-- Extracted material --
# # # #

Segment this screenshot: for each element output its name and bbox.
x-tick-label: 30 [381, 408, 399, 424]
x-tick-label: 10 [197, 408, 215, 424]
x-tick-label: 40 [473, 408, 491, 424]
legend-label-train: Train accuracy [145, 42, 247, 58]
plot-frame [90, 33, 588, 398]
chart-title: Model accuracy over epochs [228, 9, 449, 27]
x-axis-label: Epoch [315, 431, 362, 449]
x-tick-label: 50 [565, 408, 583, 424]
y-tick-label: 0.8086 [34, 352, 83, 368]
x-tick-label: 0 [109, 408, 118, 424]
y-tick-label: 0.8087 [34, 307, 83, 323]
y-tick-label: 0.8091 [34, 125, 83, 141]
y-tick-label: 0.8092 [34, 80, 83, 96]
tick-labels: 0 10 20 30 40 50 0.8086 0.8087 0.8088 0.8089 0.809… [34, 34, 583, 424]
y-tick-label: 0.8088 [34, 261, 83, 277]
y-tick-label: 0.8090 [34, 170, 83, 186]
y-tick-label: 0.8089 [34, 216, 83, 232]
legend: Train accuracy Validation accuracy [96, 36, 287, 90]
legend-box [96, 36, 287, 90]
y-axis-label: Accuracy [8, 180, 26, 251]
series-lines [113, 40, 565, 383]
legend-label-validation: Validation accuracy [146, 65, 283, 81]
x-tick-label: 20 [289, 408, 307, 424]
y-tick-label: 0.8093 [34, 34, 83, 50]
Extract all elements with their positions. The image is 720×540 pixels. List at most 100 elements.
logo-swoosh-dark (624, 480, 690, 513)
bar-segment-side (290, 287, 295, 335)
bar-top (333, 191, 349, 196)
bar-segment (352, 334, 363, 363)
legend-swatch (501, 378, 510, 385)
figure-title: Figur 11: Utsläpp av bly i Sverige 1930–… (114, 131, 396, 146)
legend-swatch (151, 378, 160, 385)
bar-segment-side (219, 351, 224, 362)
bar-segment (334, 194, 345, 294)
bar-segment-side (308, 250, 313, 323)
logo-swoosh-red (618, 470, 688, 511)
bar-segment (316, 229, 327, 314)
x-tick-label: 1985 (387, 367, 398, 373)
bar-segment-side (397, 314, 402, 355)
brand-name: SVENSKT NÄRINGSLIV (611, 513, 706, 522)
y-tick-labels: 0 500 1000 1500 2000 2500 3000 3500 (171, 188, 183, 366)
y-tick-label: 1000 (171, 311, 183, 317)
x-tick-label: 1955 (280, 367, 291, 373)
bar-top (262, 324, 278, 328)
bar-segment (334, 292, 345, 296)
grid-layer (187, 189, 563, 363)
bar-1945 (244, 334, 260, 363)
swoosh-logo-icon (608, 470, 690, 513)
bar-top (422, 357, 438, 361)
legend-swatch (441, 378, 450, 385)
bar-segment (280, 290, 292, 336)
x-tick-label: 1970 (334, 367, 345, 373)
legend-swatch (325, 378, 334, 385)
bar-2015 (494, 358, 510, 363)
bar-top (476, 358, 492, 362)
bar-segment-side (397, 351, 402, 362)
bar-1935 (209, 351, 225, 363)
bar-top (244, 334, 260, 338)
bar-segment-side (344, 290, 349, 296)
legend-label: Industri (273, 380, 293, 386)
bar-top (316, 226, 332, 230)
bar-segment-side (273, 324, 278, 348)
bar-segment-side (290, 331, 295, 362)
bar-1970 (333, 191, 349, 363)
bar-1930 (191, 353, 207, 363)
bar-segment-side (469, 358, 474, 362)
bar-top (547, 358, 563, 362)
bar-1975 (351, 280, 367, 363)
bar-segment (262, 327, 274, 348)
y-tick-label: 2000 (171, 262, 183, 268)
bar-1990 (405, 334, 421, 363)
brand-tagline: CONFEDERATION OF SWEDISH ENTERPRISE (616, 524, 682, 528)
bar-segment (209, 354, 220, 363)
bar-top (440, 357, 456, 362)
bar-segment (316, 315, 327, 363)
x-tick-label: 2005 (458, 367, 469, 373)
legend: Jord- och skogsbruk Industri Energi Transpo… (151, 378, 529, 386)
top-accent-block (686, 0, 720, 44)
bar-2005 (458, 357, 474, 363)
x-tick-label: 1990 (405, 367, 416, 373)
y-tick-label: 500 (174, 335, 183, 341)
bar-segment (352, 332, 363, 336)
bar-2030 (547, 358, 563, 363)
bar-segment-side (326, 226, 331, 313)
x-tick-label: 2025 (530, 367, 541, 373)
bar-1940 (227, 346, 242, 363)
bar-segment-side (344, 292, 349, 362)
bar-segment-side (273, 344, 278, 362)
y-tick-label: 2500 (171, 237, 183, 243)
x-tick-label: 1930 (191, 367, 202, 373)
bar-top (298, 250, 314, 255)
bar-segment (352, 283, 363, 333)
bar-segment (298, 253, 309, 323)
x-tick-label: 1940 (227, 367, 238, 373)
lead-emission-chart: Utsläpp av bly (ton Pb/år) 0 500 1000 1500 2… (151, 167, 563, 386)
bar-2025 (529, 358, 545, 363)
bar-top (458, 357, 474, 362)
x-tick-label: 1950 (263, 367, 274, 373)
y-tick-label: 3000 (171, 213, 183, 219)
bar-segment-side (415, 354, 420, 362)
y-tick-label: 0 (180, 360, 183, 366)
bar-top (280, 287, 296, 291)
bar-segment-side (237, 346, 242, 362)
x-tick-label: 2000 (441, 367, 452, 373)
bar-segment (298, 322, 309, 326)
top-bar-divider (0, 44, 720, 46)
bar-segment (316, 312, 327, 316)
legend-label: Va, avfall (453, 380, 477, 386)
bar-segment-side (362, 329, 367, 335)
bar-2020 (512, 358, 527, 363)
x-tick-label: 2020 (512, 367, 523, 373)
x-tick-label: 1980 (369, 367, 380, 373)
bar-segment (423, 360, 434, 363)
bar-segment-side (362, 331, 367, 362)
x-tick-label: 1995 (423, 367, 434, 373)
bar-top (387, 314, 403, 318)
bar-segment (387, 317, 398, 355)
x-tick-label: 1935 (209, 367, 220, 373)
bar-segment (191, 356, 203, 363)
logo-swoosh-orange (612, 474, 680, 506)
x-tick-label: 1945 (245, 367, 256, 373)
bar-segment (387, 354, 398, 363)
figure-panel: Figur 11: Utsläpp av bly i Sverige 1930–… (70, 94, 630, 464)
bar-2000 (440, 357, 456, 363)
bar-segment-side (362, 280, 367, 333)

# # # #

-- Task requirements --
Reproduce all of the material above verbatim, line for line, with nothing changed or left out.

-- Correct answer --
Segment this screenshot: for each element output its name and bbox.
x-tick-label: 30 [381, 408, 399, 424]
x-tick-label: 10 [197, 408, 215, 424]
x-tick-label: 40 [473, 408, 491, 424]
legend-label-train: Train accuracy [145, 42, 247, 58]
plot-frame [90, 33, 588, 398]
chart-title: Model accuracy over epochs [228, 9, 449, 27]
x-axis-label: Epoch [315, 431, 362, 449]
x-tick-label: 50 [565, 408, 583, 424]
y-tick-label: 0.8086 [34, 352, 83, 368]
x-tick-label: 0 [109, 408, 118, 424]
y-tick-label: 0.8087 [34, 307, 83, 323]
y-tick-label: 0.8091 [34, 125, 83, 141]
y-tick-label: 0.8092 [34, 80, 83, 96]
tick-labels: 0 10 20 30 40 50 0.8086 0.8087 0.8088 0.8089 0.809… [34, 34, 583, 424]
y-tick-label: 0.8088 [34, 261, 83, 277]
y-tick-label: 0.8090 [34, 170, 83, 186]
y-tick-label: 0.8089 [34, 216, 83, 232]
legend: Train accuracy Validation accuracy [96, 36, 287, 90]
legend-box [96, 36, 287, 90]
y-axis-label: Accuracy [8, 180, 26, 251]
series-lines [113, 40, 565, 383]
legend-label-validation: Validation accuracy [146, 65, 283, 81]
x-tick-label: 20 [289, 408, 307, 424]
y-tick-label: 0.8093 [34, 34, 83, 50]
Extract all elements with their positions. The image is 720×540 pixels. List at most 100 elements.
logo-swoosh-dark (624, 480, 690, 513)
bar-segment-side (290, 287, 295, 335)
bar-top (333, 191, 349, 196)
bar-segment (352, 334, 363, 363)
legend-swatch (501, 378, 510, 385)
figure-title: Figur 11: Utsläpp av bly i Sverige 1930–… (114, 131, 396, 146)
legend-swatch (151, 378, 160, 385)
bar-segment-side (219, 351, 224, 362)
bar-segment (334, 194, 345, 294)
bar-segment-side (308, 250, 313, 323)
logo-swoosh-red (618, 470, 688, 511)
bar-segment (316, 229, 327, 314)
x-tick-label: 1985 (387, 367, 398, 373)
bar-segment-side (397, 314, 402, 355)
brand-name: SVENSKT NÄRINGSLIV (611, 513, 706, 522)
y-tick-labels: 0 500 1000 1500 2000 2500 3000 3500 (171, 188, 183, 366)
y-tick-label: 1000 (171, 311, 183, 317)
x-tick-label: 1955 (280, 367, 291, 373)
bar-top (262, 324, 278, 328)
bar-segment (334, 292, 345, 296)
grid-layer (187, 189, 563, 363)
bar-1945 (244, 334, 260, 363)
swoosh-logo-icon (608, 470, 690, 513)
bar-top (422, 357, 438, 361)
legend-swatch (441, 378, 450, 385)
bar-segment (280, 290, 292, 336)
x-tick-label: 1970 (334, 367, 345, 373)
legend-swatch (325, 378, 334, 385)
bar-2015 (494, 358, 510, 363)
bar-top (476, 358, 492, 362)
bar-segment-side (397, 351, 402, 362)
bar-1935 (209, 351, 225, 363)
bar-top (244, 334, 260, 338)
bar-segment-side (344, 290, 349, 296)
legend-label: Industri (273, 380, 293, 386)
bar-top (316, 226, 332, 230)
bar-segment-side (273, 324, 278, 348)
bar-segment-side (290, 331, 295, 362)
bar-1970 (333, 191, 349, 363)
bar-1930 (191, 353, 207, 363)
bar-segment-side (469, 358, 474, 362)
bar-top (547, 358, 563, 362)
bar-1975 (351, 280, 367, 363)
bar-segment (262, 327, 274, 348)
y-tick-label: 2000 (171, 262, 183, 268)
bar-1990 (405, 334, 421, 363)
brand-tagline: CONFEDERATION OF SWEDISH ENTERPRISE (616, 524, 682, 528)
bar-segment (209, 354, 220, 363)
bar-top (440, 357, 456, 362)
bar-segment (316, 315, 327, 363)
x-tick-label: 2005 (458, 367, 469, 373)
legend: Jord- och skogsbruk Industri Energi Transpo… (151, 378, 529, 386)
top-accent-block (686, 0, 720, 44)
bar-2005 (458, 357, 474, 363)
x-tick-label: 1990 (405, 367, 416, 373)
y-tick-label: 500 (174, 335, 183, 341)
bar-segment (352, 332, 363, 336)
bar-2030 (547, 358, 563, 363)
bar-segment-side (326, 226, 331, 313)
x-tick-label: 2025 (530, 367, 541, 373)
bar-1940 (227, 346, 242, 363)
bar-segment-side (344, 292, 349, 362)
bar-segment-side (273, 344, 278, 362)
y-tick-label: 2500 (171, 237, 183, 243)
x-tick-label: 1930 (191, 367, 202, 373)
bar-top (298, 250, 314, 255)
bar-segment (352, 283, 363, 333)
bar-segment (298, 253, 309, 323)
x-tick-label: 1940 (227, 367, 238, 373)
lead-emission-chart: Utsläpp av bly (ton Pb/år) 0 500 1000 1500 2… (151, 167, 563, 386)
bar-2025 (529, 358, 545, 363)
bar-top (458, 357, 474, 362)
x-tick-label: 1950 (263, 367, 274, 373)
y-tick-label: 3000 (171, 213, 183, 219)
bar-segment-side (415, 354, 420, 362)
y-tick-label: 0 (180, 360, 183, 366)
bar-top (280, 287, 296, 291)
bar-segment-side (237, 346, 242, 362)
x-tick-label: 2000 (441, 367, 452, 373)
bar-segment (298, 322, 309, 326)
top-bar-divider (0, 44, 720, 46)
bar-segment (316, 312, 327, 316)
legend-label: Va, avfall (453, 380, 477, 386)
bar-segment-side (362, 329, 367, 335)
bar-2020 (512, 358, 527, 363)
x-tick-label: 2020 (512, 367, 523, 373)
x-tick-label: 1980 (369, 367, 380, 373)
bar-segment (423, 360, 434, 363)
bar-segment-side (362, 331, 367, 362)
x-tick-label: 1995 (423, 367, 434, 373)
bar-top (387, 314, 403, 318)
bar-segment (387, 317, 398, 355)
x-tick-label: 1935 (209, 367, 220, 373)
bar-segment (191, 356, 203, 363)
logo-swoosh-orange (612, 474, 680, 506)
x-tick-label: 1945 (245, 367, 256, 373)
bar-segment (387, 354, 398, 363)
figure-panel: Figur 11: Utsläpp av bly i Sverige 1930–… (70, 94, 630, 464)
bar-2000 (440, 357, 456, 363)
bar-segment-side (362, 280, 367, 333)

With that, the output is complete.